> **EXTRACTED ENTRIES**
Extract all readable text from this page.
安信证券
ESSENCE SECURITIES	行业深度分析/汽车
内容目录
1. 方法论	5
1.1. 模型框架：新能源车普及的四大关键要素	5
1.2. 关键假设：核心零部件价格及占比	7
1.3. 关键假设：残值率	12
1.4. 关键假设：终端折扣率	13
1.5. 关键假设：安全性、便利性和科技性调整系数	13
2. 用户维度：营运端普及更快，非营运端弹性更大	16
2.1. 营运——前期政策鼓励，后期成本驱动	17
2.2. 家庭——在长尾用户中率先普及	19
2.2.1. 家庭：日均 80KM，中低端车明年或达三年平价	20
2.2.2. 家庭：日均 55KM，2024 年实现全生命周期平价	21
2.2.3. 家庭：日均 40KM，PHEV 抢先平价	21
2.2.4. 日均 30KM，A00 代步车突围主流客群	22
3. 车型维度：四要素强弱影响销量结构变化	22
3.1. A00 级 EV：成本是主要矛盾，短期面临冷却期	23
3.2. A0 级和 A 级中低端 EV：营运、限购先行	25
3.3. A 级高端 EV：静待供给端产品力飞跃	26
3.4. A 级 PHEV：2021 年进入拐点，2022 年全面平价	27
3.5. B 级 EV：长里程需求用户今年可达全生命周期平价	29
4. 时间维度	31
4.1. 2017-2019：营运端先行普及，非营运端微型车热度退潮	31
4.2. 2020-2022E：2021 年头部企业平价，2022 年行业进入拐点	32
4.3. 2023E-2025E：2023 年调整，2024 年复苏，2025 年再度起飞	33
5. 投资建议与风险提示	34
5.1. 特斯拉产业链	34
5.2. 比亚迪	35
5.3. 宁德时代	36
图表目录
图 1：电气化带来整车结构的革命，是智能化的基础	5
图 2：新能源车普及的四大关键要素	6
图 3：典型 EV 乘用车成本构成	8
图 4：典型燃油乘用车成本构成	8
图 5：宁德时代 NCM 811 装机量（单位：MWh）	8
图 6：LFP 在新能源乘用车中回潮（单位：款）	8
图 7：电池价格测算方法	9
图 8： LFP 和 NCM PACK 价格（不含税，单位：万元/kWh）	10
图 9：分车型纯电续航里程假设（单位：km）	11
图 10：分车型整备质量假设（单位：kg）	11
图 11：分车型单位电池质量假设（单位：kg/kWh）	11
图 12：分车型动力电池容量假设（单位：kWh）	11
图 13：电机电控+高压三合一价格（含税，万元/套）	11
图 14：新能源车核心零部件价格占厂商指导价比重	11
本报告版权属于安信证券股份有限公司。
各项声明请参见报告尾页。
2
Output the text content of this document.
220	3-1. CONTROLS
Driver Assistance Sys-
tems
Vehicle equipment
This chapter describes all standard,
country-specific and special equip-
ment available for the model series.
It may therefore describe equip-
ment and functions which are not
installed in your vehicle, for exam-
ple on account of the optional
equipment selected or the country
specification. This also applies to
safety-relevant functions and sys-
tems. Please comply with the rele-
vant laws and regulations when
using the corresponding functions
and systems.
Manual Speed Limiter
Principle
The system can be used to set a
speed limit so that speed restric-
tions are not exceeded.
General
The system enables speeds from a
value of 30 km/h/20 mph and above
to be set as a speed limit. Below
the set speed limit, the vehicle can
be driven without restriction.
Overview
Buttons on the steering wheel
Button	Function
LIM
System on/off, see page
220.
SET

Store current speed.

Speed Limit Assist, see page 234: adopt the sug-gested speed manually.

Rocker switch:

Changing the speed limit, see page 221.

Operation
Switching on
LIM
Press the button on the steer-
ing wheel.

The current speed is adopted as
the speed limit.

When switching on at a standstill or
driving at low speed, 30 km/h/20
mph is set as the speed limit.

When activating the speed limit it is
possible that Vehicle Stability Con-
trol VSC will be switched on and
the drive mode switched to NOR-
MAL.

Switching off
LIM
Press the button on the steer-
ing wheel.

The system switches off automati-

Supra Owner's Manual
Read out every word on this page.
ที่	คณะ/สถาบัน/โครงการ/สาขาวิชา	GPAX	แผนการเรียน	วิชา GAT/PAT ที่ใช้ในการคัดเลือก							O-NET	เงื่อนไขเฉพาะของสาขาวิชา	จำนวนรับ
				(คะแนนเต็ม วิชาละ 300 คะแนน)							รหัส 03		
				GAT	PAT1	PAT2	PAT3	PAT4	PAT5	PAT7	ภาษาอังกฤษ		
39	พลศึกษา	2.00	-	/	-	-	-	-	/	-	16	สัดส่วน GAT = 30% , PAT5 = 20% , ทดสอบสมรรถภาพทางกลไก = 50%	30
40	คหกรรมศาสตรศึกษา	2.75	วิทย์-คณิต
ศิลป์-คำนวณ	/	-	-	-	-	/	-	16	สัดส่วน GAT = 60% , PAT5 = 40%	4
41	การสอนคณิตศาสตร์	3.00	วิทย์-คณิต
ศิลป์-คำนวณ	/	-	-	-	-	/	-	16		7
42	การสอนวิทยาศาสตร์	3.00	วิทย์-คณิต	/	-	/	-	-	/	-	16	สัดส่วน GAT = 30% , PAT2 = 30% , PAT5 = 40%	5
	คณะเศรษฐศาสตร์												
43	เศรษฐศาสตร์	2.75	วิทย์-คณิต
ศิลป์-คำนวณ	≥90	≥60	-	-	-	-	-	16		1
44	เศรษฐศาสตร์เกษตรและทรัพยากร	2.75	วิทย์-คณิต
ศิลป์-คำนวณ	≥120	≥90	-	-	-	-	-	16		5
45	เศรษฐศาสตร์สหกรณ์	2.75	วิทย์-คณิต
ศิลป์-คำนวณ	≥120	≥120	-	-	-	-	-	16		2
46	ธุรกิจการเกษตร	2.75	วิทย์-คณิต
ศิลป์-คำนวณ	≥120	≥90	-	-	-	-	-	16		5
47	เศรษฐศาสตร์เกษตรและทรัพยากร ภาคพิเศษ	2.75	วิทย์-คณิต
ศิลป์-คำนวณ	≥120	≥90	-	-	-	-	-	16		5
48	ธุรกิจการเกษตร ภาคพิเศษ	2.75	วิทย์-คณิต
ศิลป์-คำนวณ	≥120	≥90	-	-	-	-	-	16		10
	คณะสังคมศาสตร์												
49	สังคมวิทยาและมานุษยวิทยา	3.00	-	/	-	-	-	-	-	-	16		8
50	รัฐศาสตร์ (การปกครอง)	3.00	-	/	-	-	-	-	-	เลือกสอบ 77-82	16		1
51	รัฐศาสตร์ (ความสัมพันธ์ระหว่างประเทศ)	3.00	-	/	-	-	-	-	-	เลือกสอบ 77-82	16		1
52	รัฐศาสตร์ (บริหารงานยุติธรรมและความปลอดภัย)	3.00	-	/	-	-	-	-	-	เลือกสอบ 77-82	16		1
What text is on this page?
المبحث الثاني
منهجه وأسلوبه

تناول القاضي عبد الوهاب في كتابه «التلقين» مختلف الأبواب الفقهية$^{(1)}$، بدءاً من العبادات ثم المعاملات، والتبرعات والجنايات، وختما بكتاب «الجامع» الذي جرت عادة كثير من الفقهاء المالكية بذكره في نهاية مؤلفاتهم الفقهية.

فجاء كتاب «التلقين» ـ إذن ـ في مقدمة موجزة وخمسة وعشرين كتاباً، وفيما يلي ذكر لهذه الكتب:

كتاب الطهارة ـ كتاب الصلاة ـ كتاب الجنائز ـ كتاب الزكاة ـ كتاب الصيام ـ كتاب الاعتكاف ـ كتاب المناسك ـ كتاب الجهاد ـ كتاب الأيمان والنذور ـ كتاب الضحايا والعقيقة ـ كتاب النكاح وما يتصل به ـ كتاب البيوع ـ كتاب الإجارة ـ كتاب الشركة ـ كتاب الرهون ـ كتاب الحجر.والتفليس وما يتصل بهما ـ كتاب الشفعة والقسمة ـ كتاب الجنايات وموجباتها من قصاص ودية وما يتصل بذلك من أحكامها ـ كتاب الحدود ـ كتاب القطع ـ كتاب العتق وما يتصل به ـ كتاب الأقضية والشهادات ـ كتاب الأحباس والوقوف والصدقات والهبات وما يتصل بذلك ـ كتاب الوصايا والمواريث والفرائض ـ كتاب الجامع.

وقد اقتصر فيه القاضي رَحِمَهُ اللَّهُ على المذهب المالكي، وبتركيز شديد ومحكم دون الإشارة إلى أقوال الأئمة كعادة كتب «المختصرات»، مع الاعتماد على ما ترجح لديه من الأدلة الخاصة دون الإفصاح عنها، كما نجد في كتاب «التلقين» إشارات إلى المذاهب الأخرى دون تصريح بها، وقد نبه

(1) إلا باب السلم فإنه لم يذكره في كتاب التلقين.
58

> **PROBLEM STATEMENT**
Every line of the listing that holds "จการเกษตร" should be found and copied.

> **PROBLEM SOLUTION**
46	ธุรกิจการเกษตร	2.75	วิทย์-คณิต
48	ธุรกิจการเกษตร ภาคพิเศษ	2.75	วิทย์-คณิต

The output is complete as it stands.